§ Written problem
What follows is a listing to be transcribed exactly.

§ Records provided

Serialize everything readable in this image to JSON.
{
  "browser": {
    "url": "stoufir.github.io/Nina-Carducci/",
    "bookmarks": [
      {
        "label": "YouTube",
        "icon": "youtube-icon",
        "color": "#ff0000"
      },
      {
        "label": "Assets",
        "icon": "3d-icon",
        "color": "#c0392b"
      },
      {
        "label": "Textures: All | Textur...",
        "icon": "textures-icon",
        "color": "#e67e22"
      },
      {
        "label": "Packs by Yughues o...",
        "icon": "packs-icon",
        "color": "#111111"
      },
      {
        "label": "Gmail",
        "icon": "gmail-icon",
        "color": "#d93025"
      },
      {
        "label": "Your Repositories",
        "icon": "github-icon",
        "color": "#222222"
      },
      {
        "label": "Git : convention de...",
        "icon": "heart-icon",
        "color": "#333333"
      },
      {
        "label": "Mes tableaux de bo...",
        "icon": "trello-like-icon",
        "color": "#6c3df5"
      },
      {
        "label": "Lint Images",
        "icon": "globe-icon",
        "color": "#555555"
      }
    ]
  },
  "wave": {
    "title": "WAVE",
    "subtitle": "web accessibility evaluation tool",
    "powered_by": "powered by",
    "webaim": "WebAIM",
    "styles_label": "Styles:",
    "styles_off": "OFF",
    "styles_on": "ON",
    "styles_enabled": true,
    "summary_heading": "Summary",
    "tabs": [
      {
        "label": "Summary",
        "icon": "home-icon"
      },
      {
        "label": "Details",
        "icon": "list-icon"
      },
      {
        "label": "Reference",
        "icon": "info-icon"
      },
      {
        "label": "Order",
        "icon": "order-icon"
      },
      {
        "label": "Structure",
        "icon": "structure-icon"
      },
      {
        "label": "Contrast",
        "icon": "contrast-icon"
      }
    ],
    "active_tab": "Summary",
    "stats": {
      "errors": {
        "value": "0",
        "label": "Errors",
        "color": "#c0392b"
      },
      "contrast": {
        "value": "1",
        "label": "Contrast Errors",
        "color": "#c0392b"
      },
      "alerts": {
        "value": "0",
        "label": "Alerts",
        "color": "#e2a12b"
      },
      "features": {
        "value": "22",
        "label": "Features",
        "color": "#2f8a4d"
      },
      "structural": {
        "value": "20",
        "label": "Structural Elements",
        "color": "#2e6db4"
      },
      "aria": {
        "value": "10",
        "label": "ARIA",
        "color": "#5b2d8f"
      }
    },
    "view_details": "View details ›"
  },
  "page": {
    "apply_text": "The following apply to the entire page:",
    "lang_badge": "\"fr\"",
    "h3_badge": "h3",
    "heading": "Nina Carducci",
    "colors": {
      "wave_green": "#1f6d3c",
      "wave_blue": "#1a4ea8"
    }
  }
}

§ Written solution
Serialize everything readable in this image to JSON.
{
  "browser": {
    "url": "stoufir.github.io/Nina-Carducci/",
    "bookmarks": [
      {
        "label": "YouTube",
        "icon": "youtube-icon",
        "color": "#ff0000"
      },
      {
        "label": "Assets",
        "icon": "3d-icon",
        "color": "#c0392b"
      },
      {
        "label": "Textures: All | Textur...",
        "icon": "textures-icon",
        "color": "#e67e22"
      },
      {
        "label": "Packs by Yughues o...",
        "icon": "packs-icon",
        "color": "#111111"
      },
      {
        "label": "Gmail",
        "icon": "gmail-icon",
        "color": "#d93025"
      },
      {
        "label": "Your Repositories",
        "icon": "github-icon",
        "color": "#222222"
      },
      {
        "label": "Git : convention de...",
        "icon": "heart-icon",
        "color": "#333333"
      },
      {
        "label": "Mes tableaux de bo...",
        "icon": "trello-like-icon",
        "color": "#6c3df5"
      },
      {
        "label": "Lint Images",
        "icon": "globe-icon",
        "color": "#555555"
      }
    ]
  },
  "wave": {
    "title": "WAVE",
    "subtitle": "web accessibility evaluation tool",
    "powered_by": "powered by",
    "webaim": "WebAIM",
    "styles_label": "Styles:",
    "styles_off": "OFF",
    "styles_on": "ON",
    "styles_enabled": true,
    "summary_heading": "Summary",
    "tabs": [
      {
        "label": "Summary",
        "icon": "home-icon"
      },
      {
        "label": "Details",
        "icon": "list-icon"
      },
      {
        "label": "Reference",
        "icon": "info-icon"
      },
      {
        "label": "Order",
        "icon": "order-icon"
      },
      {
        "label": "Structure",
        "icon": "structure-icon"
      },
      {
        "label": "Contrast",
        "icon": "contrast-icon"
      }
    ],
    "active_tab": "Summary",
    "stats": {
      "errors": {
        "value": "0",
        "label": "Errors",
        "color": "#c0392b"
      },
      "contrast": {
        "value": "1",
        "label": "Contrast Errors",
        "color": "#c0392b"
      },
      "alerts": {
        "value": "0",
        "label": "Alerts",
        "color": "#e2a12b"
      },
      "features": {
        "value": "22",
        "label": "Features",
        "color": "#2f8a4d"
      },
      "structural": {
        "value": "20",
        "label": "Structural Elements",
        "color": "#2e6db4"
      },
      "aria": {
        "value": "10",
        "label": "ARIA",
        "color": "#5b2d8f"
      }
    },
    "view_details": "View details ›"
  },
  "page": {
    "apply_text": "The following apply to the entire page:",
    "lang_badge": "\"fr\"",
    "h3_badge": "h3",
    "heading": "Nina Carducci",
    "colors": {
      "wave_green": "#1f6d3c",
      "wave_blue": "#1a4ea8"
    }
  }
}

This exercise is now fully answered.